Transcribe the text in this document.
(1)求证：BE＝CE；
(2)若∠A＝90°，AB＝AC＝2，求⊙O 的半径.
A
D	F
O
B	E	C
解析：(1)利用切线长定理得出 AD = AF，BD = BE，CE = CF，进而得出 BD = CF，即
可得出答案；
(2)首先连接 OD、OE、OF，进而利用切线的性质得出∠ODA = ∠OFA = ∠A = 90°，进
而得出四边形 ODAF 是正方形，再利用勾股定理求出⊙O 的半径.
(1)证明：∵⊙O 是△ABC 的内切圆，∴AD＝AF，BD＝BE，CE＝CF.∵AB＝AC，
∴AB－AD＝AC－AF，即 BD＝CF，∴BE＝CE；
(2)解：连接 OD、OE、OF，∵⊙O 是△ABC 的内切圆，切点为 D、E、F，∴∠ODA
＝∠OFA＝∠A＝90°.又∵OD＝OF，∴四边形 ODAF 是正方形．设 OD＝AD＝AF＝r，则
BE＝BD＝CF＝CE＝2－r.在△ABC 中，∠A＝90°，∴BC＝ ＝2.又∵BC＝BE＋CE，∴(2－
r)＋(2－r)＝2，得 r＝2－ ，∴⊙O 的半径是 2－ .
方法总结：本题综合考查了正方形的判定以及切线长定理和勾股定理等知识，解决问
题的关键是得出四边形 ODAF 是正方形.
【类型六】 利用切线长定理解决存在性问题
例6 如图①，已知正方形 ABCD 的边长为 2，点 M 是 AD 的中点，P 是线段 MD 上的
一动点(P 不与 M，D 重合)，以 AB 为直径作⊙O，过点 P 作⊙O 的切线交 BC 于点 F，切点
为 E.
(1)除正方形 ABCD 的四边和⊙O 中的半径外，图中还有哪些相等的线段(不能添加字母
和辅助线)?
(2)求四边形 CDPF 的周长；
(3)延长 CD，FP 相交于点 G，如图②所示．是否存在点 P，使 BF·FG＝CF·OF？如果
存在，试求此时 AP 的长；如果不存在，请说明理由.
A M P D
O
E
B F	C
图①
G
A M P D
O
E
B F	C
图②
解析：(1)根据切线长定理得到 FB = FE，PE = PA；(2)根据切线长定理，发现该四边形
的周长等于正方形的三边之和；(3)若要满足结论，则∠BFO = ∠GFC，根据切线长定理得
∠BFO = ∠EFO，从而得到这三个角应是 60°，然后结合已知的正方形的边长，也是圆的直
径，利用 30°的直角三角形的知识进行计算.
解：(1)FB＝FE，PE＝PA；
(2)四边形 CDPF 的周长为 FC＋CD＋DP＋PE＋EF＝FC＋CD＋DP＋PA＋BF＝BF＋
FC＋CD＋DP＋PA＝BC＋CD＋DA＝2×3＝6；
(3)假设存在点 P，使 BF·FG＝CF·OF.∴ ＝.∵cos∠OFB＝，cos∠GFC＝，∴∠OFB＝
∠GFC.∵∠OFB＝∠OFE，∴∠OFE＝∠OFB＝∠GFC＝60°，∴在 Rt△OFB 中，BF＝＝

+ + + + + + +

Set task: Write every entry out again exactly.

Written answer:
Transcribe the text in this document.
(1)求证：BE＝CE；
(2)若∠A＝90°，AB＝AC＝2，求⊙O 的半径.
A
D	F
O
B	E	C
解析：(1)利用切线长定理得出 AD = AF，BD = BE，CE = CF，进而得出 BD = CF，即
可得出答案；
(2)首先连接 OD、OE、OF，进而利用切线的性质得出∠ODA = ∠OFA = ∠A = 90°，进
而得出四边形 ODAF 是正方形，再利用勾股定理求出⊙O 的半径.
(1)证明：∵⊙O 是△ABC 的内切圆，∴AD＝AF，BD＝BE，CE＝CF.∵AB＝AC，
∴AB－AD＝AC－AF，即 BD＝CF，∴BE＝CE；
(2)解：连接 OD、OE、OF，∵⊙O 是△ABC 的内切圆，切点为 D、E、F，∴∠ODA
＝∠OFA＝∠A＝90°.又∵OD＝OF，∴四边形 ODAF 是正方形．设 OD＝AD＝AF＝r，则
BE＝BD＝CF＝CE＝2－r.在△ABC 中，∠A＝90°，∴BC＝ ＝2.又∵BC＝BE＋CE，∴(2－
r)＋(2－r)＝2，得 r＝2－ ，∴⊙O 的半径是 2－ .
方法总结：本题综合考查了正方形的判定以及切线长定理和勾股定理等知识，解决问
题的关键是得出四边形 ODAF 是正方形.
【类型六】 利用切线长定理解决存在性问题
例6 如图①，已知正方形 ABCD 的边长为 2，点 M 是 AD 的中点，P 是线段 MD 上的
一动点(P 不与 M，D 重合)，以 AB 为直径作⊙O，过点 P 作⊙O 的切线交 BC 于点 F，切点
为 E.
(1)除正方形 ABCD 的四边和⊙O 中的半径外，图中还有哪些相等的线段(不能添加字母
和辅助线)?
(2)求四边形 CDPF 的周长；
(3)延长 CD，FP 相交于点 G，如图②所示．是否存在点 P，使 BF·FG＝CF·OF？如果
存在，试求此时 AP 的长；如果不存在，请说明理由.
A M P D
O
E
B F	C
图①
G
A M P D
O
E
B F	C
图②
解析：(1)根据切线长定理得到 FB = FE，PE = PA；(2)根据切线长定理，发现该四边形
的周长等于正方形的三边之和；(3)若要满足结论，则∠BFO = ∠GFC，根据切线长定理得
∠BFO = ∠EFO，从而得到这三个角应是 60°，然后结合已知的正方形的边长，也是圆的直
径，利用 30°的直角三角形的知识进行计算.
解：(1)FB＝FE，PE＝PA；
(2)四边形 CDPF 的周长为 FC＋CD＋DP＋PE＋EF＝FC＋CD＋DP＋PA＋BF＝BF＋
FC＋CD＋DP＋PA＝BC＋CD＋DA＝2×3＝6；
(3)假设存在点 P，使 BF·FG＝CF·OF.∴ ＝.∵cos∠OFB＝，cos∠GFC＝，∴∠OFB＝
∠GFC.∵∠OFB＝∠OFE，∴∠OFE＝∠OFB＝∠GFC＝60°，∴在 Rt△OFB 中，BF＝＝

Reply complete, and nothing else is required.